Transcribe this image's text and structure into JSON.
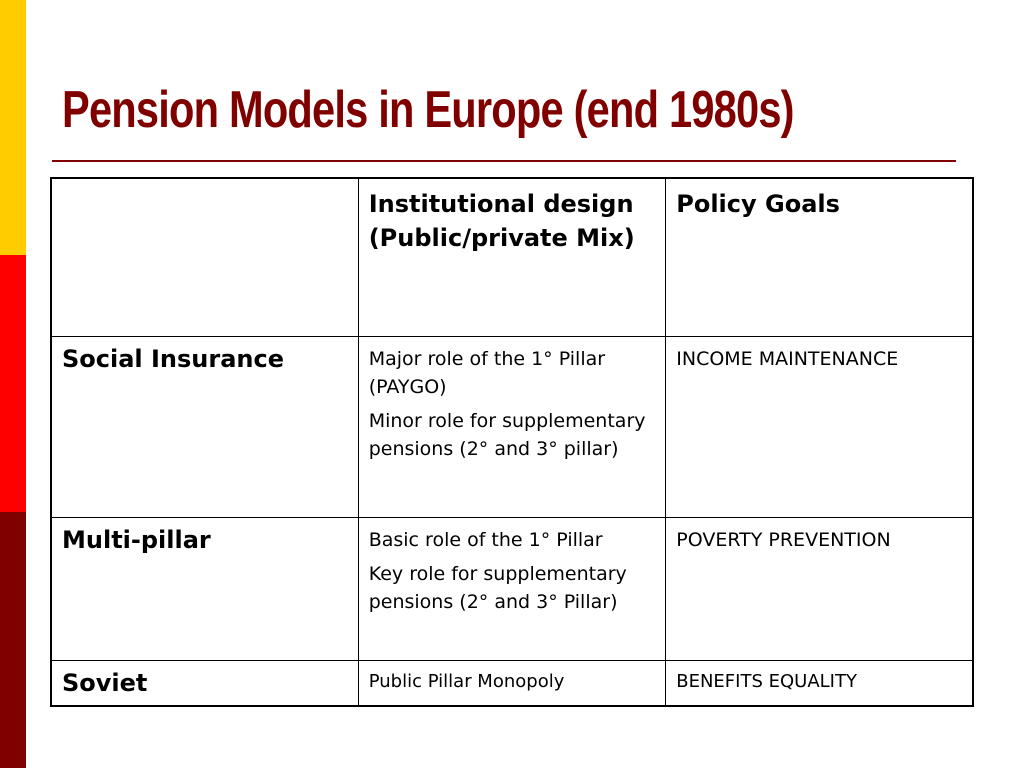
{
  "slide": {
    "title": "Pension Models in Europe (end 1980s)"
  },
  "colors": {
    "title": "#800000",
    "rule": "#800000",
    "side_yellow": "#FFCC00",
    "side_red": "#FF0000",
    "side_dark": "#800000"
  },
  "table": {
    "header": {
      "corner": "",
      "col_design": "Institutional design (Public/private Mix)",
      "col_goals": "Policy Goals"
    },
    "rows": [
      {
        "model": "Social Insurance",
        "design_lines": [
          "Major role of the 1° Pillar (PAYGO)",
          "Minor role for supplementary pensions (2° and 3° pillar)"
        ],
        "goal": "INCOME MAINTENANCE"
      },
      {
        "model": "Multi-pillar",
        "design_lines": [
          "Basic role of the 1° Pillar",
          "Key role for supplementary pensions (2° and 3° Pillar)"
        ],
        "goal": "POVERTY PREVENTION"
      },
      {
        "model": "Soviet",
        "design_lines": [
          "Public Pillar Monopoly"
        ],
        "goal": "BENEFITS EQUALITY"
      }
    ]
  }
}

============================================================

- Objective
Transcribe every line from the records above without alteration, and leave out the images.

- Task result
Transcribe this image's text and structure into JSON.
{
  "slide": {
    "title": "Pension Models in Europe (end 1980s)"
  },
  "colors": {
    "title": "#800000",
    "rule": "#800000",
    "side_yellow": "#FFCC00",
    "side_red": "#FF0000",
    "side_dark": "#800000"
  },
  "table": {
    "header": {
      "corner": "",
      "col_design": "Institutional design (Public/private Mix)",
      "col_goals": "Policy Goals"
    },
    "rows": [
      {
        "model": "Social Insurance",
        "design_lines": [
          "Major role of the 1° Pillar (PAYGO)",
          "Minor role for supplementary pensions (2° and 3° pillar)"
        ],
        "goal": "INCOME MAINTENANCE"
      },
      {
        "model": "Multi-pillar",
        "design_lines": [
          "Basic role of the 1° Pillar",
          "Key role for supplementary pensions (2° and 3° Pillar)"
        ],
        "goal": "POVERTY PREVENTION"
      },
      {
        "model": "Soviet",
        "design_lines": [
          "Public Pillar Monopoly"
        ],
        "goal": "BENEFITS EQUALITY"
      }
    ]
  }
}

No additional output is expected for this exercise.